REQUIRED WORK
Look through the material below and give the number of lines holding "heat", with no other words.

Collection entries
------------------------------------

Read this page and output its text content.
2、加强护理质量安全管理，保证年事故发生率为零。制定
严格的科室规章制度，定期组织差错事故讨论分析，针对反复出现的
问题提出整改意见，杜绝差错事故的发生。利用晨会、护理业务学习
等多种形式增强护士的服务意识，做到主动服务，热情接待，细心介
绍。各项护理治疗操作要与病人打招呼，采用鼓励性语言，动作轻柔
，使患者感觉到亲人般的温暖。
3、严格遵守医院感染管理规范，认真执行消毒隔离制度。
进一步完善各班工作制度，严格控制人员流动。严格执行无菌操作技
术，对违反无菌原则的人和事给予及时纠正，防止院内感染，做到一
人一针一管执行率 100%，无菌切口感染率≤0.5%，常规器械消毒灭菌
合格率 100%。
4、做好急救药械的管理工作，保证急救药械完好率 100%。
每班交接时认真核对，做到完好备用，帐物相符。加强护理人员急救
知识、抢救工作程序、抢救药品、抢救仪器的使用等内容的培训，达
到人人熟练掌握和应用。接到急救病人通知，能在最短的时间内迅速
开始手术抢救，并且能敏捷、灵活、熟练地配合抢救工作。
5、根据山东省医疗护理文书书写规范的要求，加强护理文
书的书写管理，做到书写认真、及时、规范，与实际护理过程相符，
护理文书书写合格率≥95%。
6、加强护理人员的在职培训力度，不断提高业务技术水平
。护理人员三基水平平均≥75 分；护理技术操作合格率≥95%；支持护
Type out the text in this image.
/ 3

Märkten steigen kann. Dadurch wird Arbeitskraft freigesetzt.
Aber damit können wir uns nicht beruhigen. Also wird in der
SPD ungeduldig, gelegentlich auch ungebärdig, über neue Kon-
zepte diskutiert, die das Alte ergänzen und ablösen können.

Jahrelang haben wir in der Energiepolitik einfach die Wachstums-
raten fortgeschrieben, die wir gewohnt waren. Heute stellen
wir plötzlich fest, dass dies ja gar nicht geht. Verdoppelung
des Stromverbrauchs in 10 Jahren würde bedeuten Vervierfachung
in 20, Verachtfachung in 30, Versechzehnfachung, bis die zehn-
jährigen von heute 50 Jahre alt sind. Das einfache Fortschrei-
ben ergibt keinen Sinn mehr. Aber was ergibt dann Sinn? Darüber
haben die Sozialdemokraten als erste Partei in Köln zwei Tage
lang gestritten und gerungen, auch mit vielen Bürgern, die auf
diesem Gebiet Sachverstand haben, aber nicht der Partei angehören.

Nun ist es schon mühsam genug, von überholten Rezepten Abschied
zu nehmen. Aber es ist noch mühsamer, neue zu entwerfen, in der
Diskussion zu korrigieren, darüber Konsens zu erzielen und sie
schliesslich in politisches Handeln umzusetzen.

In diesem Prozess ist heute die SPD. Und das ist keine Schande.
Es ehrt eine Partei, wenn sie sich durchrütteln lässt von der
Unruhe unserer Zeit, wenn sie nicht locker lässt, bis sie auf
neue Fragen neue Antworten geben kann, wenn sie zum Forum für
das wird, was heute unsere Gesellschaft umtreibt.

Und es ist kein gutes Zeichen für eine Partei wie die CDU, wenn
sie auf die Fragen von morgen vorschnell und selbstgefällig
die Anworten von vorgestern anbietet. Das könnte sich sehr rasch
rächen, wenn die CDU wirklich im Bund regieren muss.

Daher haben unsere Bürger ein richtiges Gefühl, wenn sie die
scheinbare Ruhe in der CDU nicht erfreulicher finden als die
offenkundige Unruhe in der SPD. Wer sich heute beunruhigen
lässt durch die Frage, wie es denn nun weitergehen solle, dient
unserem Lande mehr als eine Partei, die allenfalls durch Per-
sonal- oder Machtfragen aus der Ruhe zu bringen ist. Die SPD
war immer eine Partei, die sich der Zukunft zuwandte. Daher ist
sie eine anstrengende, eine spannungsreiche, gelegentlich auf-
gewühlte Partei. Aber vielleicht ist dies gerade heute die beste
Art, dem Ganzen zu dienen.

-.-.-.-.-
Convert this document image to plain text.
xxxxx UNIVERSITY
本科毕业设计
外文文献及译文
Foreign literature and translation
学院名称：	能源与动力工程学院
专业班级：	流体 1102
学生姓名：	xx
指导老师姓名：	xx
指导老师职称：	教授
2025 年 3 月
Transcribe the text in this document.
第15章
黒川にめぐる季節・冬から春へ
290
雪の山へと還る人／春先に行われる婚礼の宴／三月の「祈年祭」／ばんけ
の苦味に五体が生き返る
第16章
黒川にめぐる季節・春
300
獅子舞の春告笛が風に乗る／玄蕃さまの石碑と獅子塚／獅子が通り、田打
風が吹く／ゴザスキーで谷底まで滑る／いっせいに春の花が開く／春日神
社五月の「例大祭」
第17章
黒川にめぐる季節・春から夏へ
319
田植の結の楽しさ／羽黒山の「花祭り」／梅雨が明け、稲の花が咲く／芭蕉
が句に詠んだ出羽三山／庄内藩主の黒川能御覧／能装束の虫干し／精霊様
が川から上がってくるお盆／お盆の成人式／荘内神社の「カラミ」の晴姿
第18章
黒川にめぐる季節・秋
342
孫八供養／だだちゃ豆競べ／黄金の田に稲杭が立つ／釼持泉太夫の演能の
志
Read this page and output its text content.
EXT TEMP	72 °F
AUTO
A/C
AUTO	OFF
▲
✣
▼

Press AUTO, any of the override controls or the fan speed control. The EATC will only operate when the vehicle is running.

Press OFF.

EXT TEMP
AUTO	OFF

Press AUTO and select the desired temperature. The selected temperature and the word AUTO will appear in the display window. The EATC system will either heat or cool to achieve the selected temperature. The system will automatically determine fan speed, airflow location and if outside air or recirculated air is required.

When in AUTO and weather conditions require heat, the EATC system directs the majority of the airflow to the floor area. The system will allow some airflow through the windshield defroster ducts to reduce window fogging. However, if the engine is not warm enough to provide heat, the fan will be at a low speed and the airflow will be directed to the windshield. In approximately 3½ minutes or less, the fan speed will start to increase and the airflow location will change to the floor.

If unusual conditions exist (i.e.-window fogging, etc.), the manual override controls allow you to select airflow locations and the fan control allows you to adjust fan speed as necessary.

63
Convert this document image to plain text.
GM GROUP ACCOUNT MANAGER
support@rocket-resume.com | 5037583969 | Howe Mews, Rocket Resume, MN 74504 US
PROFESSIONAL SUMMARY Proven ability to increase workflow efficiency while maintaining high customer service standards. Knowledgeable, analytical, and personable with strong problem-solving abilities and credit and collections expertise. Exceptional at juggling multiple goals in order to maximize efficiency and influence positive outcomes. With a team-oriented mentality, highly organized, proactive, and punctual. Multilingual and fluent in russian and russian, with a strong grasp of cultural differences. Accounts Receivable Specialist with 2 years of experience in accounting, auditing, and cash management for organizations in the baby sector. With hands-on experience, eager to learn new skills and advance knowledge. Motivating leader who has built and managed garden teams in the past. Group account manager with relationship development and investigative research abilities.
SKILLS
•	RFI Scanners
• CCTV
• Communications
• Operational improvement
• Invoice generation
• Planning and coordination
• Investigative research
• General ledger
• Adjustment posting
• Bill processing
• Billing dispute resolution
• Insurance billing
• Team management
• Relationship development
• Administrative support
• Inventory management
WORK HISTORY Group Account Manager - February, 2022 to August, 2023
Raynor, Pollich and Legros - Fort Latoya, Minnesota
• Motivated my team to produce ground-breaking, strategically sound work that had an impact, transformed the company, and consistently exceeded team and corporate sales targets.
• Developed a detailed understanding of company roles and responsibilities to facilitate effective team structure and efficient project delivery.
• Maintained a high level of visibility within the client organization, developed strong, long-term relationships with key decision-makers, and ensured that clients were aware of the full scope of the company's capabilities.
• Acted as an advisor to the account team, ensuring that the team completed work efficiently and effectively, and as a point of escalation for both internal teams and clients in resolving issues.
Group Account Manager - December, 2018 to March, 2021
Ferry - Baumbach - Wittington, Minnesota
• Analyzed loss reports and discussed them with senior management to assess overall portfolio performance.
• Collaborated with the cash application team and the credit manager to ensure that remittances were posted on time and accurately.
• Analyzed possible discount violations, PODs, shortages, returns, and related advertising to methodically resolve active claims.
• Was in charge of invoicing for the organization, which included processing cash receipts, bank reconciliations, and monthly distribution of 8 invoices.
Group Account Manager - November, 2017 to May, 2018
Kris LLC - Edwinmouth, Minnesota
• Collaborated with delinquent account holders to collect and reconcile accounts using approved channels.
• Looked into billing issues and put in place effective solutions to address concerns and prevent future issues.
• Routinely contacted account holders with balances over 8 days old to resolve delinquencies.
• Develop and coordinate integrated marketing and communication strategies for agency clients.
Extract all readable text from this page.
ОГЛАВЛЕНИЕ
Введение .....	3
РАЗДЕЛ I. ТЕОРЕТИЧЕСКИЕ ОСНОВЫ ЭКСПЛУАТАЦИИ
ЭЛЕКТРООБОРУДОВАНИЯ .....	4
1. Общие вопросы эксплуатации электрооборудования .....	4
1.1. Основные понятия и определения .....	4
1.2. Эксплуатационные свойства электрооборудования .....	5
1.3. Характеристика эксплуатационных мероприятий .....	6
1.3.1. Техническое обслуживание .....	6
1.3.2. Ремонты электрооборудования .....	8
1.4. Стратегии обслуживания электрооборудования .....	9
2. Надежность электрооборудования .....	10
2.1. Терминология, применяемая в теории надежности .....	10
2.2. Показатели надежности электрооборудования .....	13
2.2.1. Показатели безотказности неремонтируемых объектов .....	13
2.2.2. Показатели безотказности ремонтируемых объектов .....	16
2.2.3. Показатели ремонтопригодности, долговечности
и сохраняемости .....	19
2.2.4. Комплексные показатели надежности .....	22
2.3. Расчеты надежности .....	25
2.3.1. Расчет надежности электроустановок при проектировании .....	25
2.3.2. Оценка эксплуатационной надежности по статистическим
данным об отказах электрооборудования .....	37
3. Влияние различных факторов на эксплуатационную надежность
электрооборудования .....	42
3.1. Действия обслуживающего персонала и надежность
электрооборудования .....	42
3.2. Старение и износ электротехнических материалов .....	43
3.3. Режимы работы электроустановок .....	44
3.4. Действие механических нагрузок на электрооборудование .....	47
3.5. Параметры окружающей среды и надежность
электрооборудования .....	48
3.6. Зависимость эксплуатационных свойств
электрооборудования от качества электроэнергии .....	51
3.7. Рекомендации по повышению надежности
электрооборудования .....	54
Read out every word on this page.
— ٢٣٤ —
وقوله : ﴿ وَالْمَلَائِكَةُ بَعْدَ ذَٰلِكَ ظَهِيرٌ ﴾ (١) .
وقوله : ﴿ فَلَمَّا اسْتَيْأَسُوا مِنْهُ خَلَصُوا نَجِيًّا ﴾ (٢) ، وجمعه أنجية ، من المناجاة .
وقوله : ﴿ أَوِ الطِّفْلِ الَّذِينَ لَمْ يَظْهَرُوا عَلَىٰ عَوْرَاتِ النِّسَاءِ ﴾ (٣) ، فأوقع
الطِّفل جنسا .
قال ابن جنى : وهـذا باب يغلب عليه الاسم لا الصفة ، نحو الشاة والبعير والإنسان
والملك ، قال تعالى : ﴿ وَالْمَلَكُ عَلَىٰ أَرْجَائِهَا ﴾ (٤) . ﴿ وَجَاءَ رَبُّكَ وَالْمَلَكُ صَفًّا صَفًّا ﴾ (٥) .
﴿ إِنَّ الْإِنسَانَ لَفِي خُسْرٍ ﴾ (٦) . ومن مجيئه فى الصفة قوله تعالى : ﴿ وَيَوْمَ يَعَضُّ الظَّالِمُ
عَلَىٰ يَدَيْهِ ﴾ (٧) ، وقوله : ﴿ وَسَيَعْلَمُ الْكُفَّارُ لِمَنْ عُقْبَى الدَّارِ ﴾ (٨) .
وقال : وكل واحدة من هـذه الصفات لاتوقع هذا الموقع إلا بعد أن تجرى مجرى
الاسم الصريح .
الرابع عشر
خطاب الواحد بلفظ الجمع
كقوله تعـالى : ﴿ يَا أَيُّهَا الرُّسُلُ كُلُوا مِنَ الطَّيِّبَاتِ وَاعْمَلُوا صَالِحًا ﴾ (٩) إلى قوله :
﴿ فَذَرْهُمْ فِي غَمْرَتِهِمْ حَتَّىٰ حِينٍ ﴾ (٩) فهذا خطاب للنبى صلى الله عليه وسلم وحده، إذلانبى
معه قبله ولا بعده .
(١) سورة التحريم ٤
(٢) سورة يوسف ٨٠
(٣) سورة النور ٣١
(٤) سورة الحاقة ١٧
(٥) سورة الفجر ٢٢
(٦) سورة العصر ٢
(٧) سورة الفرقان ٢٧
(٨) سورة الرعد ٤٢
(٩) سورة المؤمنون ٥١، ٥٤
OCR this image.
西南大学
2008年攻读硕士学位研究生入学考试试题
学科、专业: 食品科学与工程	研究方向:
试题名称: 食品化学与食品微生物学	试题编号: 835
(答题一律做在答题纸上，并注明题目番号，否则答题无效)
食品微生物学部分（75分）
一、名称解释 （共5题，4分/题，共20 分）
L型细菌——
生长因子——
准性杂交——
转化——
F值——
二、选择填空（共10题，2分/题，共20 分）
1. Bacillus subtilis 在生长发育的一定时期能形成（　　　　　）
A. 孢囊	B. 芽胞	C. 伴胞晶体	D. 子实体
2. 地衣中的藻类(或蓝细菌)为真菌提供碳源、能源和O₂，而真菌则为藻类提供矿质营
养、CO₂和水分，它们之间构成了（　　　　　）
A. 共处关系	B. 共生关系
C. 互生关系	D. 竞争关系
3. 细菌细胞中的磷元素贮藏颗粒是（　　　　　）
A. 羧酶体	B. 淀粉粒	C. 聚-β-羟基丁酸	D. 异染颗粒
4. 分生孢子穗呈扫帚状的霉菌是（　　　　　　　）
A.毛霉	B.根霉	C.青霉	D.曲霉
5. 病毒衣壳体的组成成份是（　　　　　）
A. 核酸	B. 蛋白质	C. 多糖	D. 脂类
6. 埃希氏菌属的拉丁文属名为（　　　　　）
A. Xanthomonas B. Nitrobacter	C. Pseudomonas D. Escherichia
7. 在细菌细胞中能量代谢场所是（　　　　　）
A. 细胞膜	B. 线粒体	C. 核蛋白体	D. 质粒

------------------------------------

ANSWER TO THE TASK
2